Dataset rows:
——————
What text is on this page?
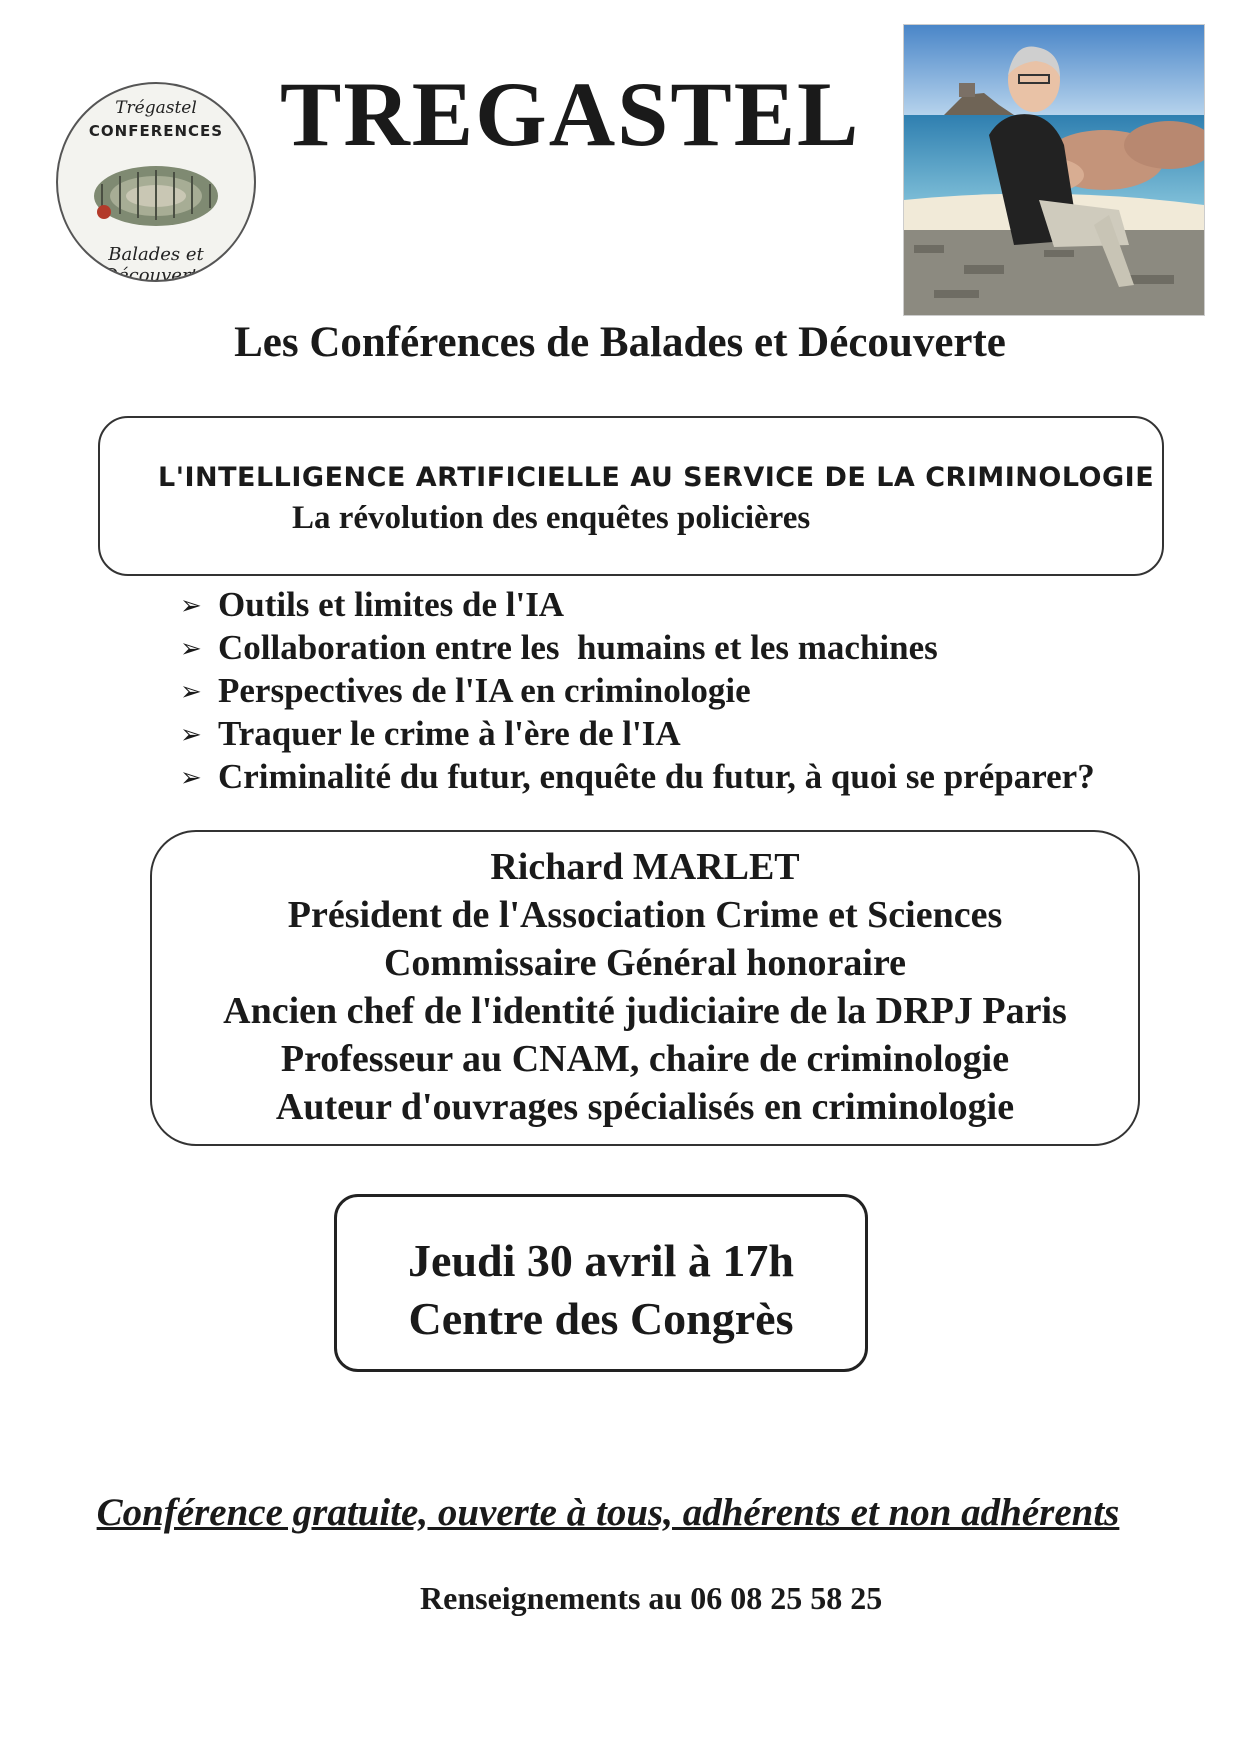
Trégastel
CONFERENCES
Balades et Découverte
TREGASTEL
Les Conférences de Balades et Découverte
L'INTELLIGENCE ARTIFICIELLE AU SERVICE DE LA CRIMINOLOGIE
La révolution des enquêtes policières
➢ Outils et limites de l'IA
➢ Collaboration entre les  humains et les machines
➢ Perspectives de l'IA en criminologie
➢ Traquer le crime à l'ère de l'IA
➢ Criminalité du futur, enquête du futur, à quoi se préparer?
Richard MARLET
Président de l'Association Crime et Sciences
Commissaire Général honoraire
Ancien chef de l'identité judiciaire de la DRPJ Paris
Professeur au CNAM, chaire de criminologie
Auteur d'ouvrages spécialisés en criminologie
Jeudi 30 avril à 17h
Centre des Congrès
Conférence gratuite, ouverte à tous, adhérents et non adhérents
Renseignements au 06 08 25 58 25
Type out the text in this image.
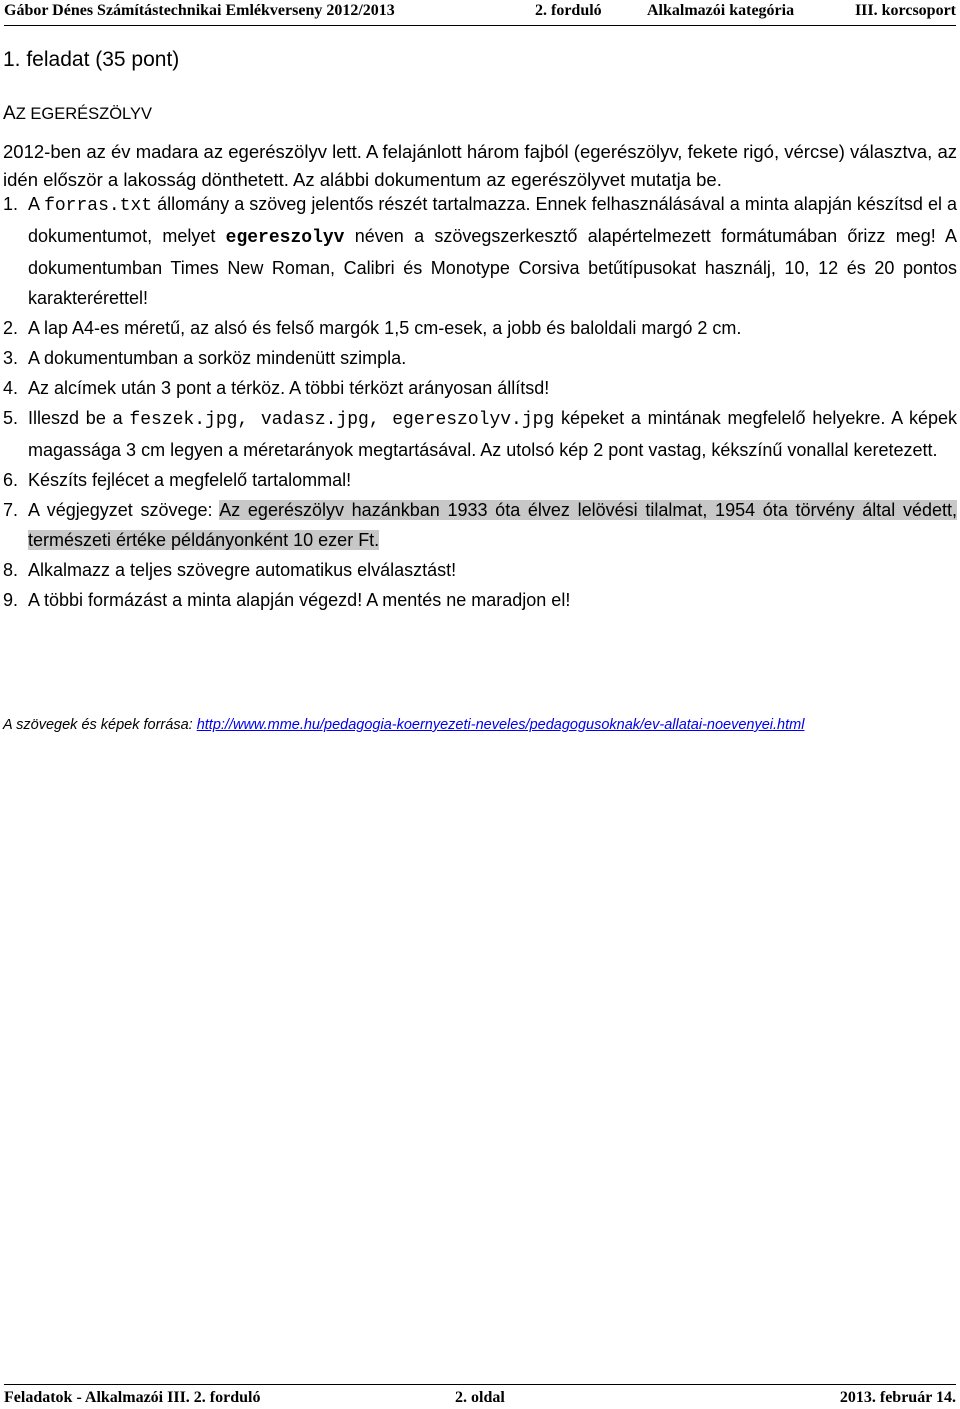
Gábor Dénes Számítástechnikai Emlékverseny 2012/2013	2. forduló	Alkalmazói kategória	III. korcsoport
1. feladat (35 pont)
AZ EGERÉSZÖLYV
2012-ben az év madara az egerészölyv lett. A felajánlott három fajból (egerészölyv, fekete rigó, vércse) választva, az idén először a lakosság dönthetett. Az alábbi dokumentum az egerészölyvet mutatja be.
1. A forras.txt állomány a szöveg jelentős részét tartalmazza. Ennek felhasználásával a minta alapján készítsd el a dokumentumot, melyet egereszolyv néven a szövegszerkesztő alapértelmezett formátumában őrizz meg! A dokumentumban Times New Roman, Calibri és Monotype Corsiva betűtípusokat használj, 10, 12 és 20 pontos karakterérettel!
2. A lap A4-es méretű, az alsó és felső margók 1,5 cm-esek, a jobb és baloldali margó 2 cm.
3. A dokumentumban a sorköz mindenütt szimpla.
4. Az alcímek után 3 pont a térköz. A többi térközt arányosan állítsd!
5. Illeszd be a feszek.jpg, vadasz.jpg, egereszolyv.jpg képeket a mintának megfelelő helyekre. A képek magassága 3 cm legyen a méretarányok megtartásával. Az utolsó kép 2 pont vastag, kékszínű vonallal keretezett.
6. Készíts fejlécet a megfelelő tartalommal!
7. A végjegyzet szövege: Az egerészölyv hazánkban 1933 óta élvez lelövési tilalmat, 1954 óta törvény által védett, természeti értéke példányonként 10 ezer Ft.
8. Alkalmazz a teljes szövegre automatikus elválasztást!
9. A többi formázást a minta alapján végezd! A mentés ne maradjon el!
A szövegek és képek forrása: http://www.mme.hu/pedagogia-koernyezeti-neveles/pedagogusoknak/ev-allatai-noevenyei.html
Feladatok - Alkalmazói III. 2. forduló	2. oldal	2013. február 14.
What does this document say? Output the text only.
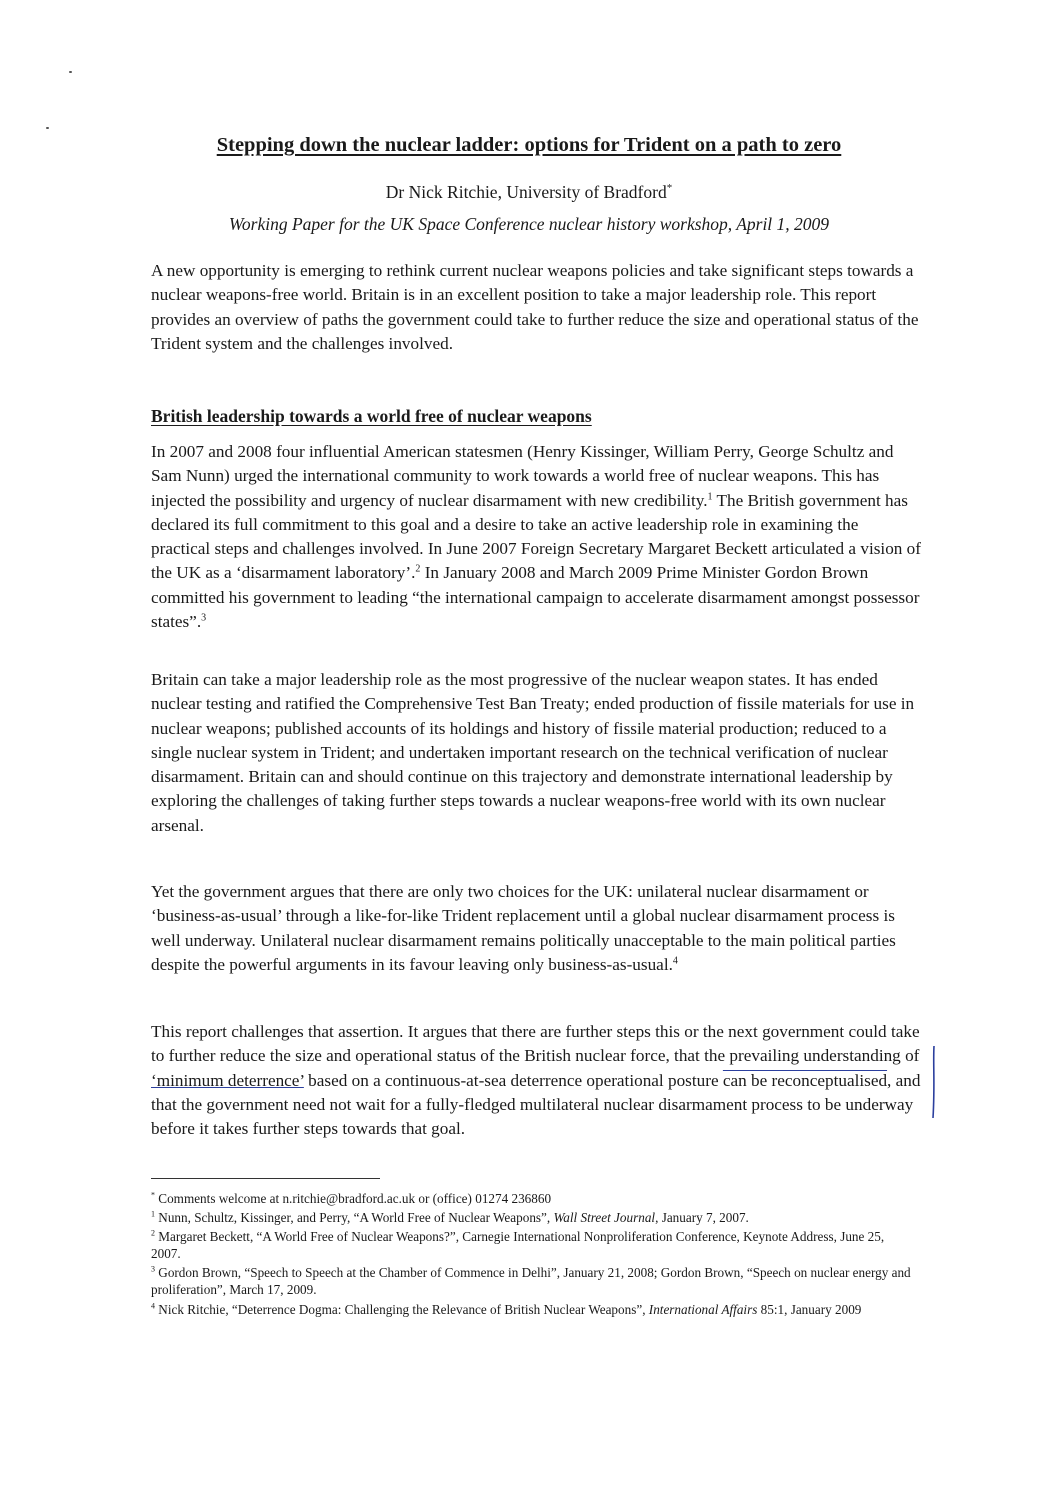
Stepping down the nuclear ladder: options for Trident on a path to zero
Dr Nick Ritchie, University of Bradford*
Working Paper for the UK Space Conference nuclear history workshop, April 1, 2009

A new opportunity is emerging to rethink current nuclear weapons policies and take significant steps towards a nuclear weapons-free world. Britain is in an excellent position to take a major leadership role. This report provides an overview of paths the government could take to further reduce the size and operational status of the Trident system and the challenges involved.

British leadership towards a world free of nuclear weapons

In 2007 and 2008 four influential American statesmen (Henry Kissinger, William Perry, George Schultz and Sam Nunn) urged the international community to work towards a world free of nuclear weapons. This has injected the possibility and urgency of nuclear disarmament with new credibility.$^1$ The British government has declared its full commitment to this goal and a desire to take an active leadership role in examining the practical steps and challenges involved. In June 2007 Foreign Secretary Margaret Beckett articulated a vision of the UK as a ‘disarmament laboratory’.$^2$ In January 2008 and March 2009 Prime Minister Gordon Brown committed his government to leading “the international campaign to accelerate disarmament amongst possessor states”.$^3$

Britain can take a major leadership role as the most progressive of the nuclear weapon states. It has ended nuclear testing and ratified the Comprehensive Test Ban Treaty; ended production of fissile materials for use in nuclear weapons; published accounts of its holdings and history of fissile material production; reduced to a single nuclear system in Trident; and undertaken important research on the technical verification of nuclear disarmament. Britain can and should continue on this trajectory and demonstrate international leadership by exploring the challenges of taking further steps towards a nuclear weapons-free world with its own nuclear arsenal.

Yet the government argues that there are only two choices for the UK: unilateral nuclear disarmament or ‘business-as-usual’ through a like-for-like Trident replacement until a global nuclear disarmament process is well underway. Unilateral nuclear disarmament remains politically unacceptable to the main political parties despite the powerful arguments in its favour leaving only business-as-usual.$^4$

This report challenges that assertion. It argues that there are further steps this or the next government could take to further reduce the size and operational status of the British nuclear force, that the prevailing understanding of ‘minimum deterrence’ based on a continuous-at-sea deterrence operational posture can be reconceptualised, and that the government need not wait for a fully-fledged multilateral nuclear disarmament process to be underway before it takes further steps towards that goal.

* Comments welcome at n.ritchie@bradford.ac.uk or (office) 01274 236860

$^1$ Nunn, Schultz, Kissinger, and Perry, “A World Free of Nuclear Weapons”, Wall Street Journal, January 7, 2007.

$^2$ Margaret Beckett, “A World Free of Nuclear Weapons?”, Carnegie International Nonproliferation Conference, Keynote Address, June 25, 2007.

$^3$ Gordon Brown, “Speech to Speech at the Chamber of Commence in Delhi”, January 21, 2008; Gordon Brown, “Speech on nuclear energy and proliferation”, March 17, 2009.

$^4$ Nick Ritchie, “Deterrence Dogma: Challenging the Relevance of British Nuclear Weapons”, International Affairs 85:1, January 2009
——————
What is the number of lines that hold the string "only"? Reply with that number alone.

Exercise answer:
2